* start Given records *
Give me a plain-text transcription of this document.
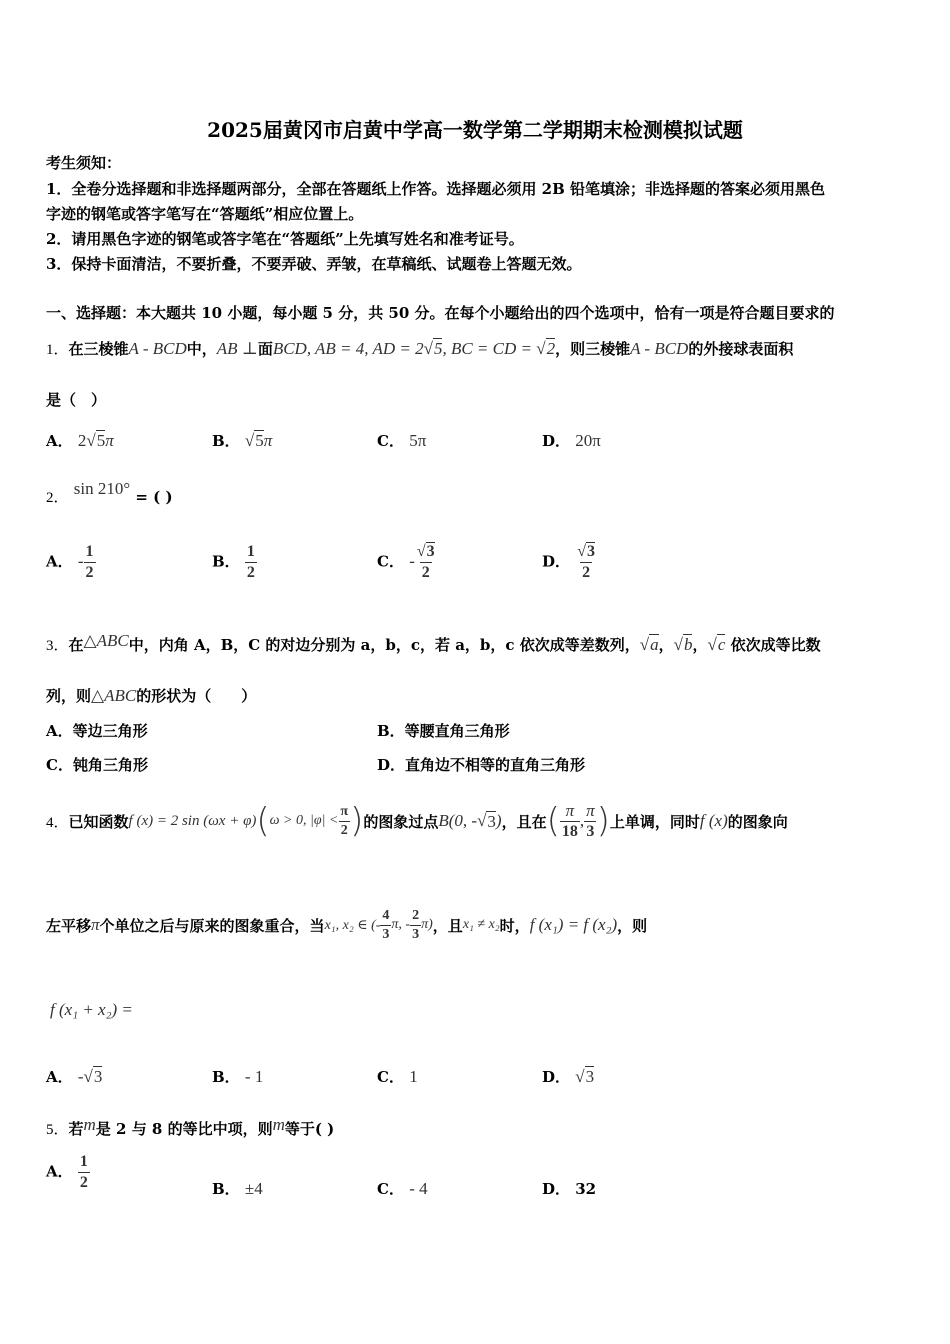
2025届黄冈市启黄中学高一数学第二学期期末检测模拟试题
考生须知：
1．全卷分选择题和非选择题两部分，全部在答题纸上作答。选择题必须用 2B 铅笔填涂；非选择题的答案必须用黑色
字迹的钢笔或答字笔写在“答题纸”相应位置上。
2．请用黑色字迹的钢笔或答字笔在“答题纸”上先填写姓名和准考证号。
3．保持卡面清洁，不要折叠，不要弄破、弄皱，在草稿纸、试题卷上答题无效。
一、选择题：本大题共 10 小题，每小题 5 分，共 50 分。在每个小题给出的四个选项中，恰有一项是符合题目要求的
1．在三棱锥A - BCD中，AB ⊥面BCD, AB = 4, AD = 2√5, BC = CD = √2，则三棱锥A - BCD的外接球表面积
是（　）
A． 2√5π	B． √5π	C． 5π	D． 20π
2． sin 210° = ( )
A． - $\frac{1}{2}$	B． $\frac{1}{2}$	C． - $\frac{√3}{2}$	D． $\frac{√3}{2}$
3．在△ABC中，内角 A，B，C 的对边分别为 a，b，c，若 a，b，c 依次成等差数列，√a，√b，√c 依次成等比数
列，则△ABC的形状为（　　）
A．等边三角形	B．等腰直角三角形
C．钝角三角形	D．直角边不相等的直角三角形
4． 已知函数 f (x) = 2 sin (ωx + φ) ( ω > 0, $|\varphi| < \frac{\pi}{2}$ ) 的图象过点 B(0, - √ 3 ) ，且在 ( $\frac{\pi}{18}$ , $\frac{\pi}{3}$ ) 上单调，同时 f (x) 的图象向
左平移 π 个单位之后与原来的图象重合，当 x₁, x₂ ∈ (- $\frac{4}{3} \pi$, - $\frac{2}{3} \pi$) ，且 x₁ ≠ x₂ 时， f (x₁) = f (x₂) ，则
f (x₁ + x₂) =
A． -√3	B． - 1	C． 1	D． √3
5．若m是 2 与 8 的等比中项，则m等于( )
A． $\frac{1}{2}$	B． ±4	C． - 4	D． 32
* end Given records *
* start Given records *
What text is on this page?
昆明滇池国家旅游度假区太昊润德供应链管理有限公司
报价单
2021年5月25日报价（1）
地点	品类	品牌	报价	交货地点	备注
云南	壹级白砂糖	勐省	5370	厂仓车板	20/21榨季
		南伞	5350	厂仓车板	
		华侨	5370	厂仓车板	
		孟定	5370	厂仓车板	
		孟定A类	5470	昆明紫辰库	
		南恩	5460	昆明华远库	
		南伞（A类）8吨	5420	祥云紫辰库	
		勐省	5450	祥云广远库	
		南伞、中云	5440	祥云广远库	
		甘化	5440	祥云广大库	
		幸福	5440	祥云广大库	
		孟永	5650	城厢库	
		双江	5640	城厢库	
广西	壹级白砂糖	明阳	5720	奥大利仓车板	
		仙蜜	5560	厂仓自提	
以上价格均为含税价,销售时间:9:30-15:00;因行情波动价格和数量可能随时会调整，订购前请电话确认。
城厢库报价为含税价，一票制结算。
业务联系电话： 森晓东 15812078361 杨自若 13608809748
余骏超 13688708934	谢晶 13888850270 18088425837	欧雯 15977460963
* end Given records *
**What the task asks**
Collect each line of the entries that has the word "frac", copying it in full.

**Exercise response**
A． - $\frac{1}{2}$	B． $\frac{1}{2}$	C． - $\frac{√3}{2}$	D． $\frac{√3}{2}$
4． 已知函数 f (x) = 2 sin (ωx + φ) ( ω > 0, $|\varphi| < \frac{\pi}{2}$ ) 的图象过点 B(0, - √ 3 ) ，且在 ( $\frac{\pi}{18}$ , $\frac{\pi}{3}$ ) 上单调，同时 f (x) 的图象向
左平移 π 个单位之后与原来的图象重合，当 x₁, x₂ ∈ (- $\frac{4}{3} \pi$, - $\frac{2}{3} \pi$) ，且 x₁ ≠ x₂ 时， f (x₁) = f (x₂) ，则
A． $\frac{1}{2}$	B． ±4	C． - 4	D． 32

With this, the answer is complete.